WRITTEN REQUEST — Repeat the data verbatim.
— start DATA FOR THIS TASK —
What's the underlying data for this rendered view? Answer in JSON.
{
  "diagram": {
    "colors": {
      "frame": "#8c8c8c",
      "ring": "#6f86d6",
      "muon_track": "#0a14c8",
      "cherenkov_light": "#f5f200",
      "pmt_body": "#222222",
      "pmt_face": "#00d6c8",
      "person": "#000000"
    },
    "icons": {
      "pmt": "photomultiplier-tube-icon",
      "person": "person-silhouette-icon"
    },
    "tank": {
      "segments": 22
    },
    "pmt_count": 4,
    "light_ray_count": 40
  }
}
— end DATA FOR THIS TASK —
ANSWER TO THIS EXERCISE —
What's the underlying data for this rendered view? Answer in JSON.
{
  "diagram": {
    "colors": {
      "frame": "#8c8c8c",
      "ring": "#6f86d6",
      "muon_track": "#0a14c8",
      "cherenkov_light": "#f5f200",
      "pmt_body": "#222222",
      "pmt_face": "#00d6c8",
      "person": "#000000"
    },
    "icons": {
      "pmt": "photomultiplier-tube-icon",
      "person": "person-silhouette-icon"
    },
    "tank": {
      "segments": 22
    },
    "pmt_count": 4,
    "light_ray_count": 40
  }
}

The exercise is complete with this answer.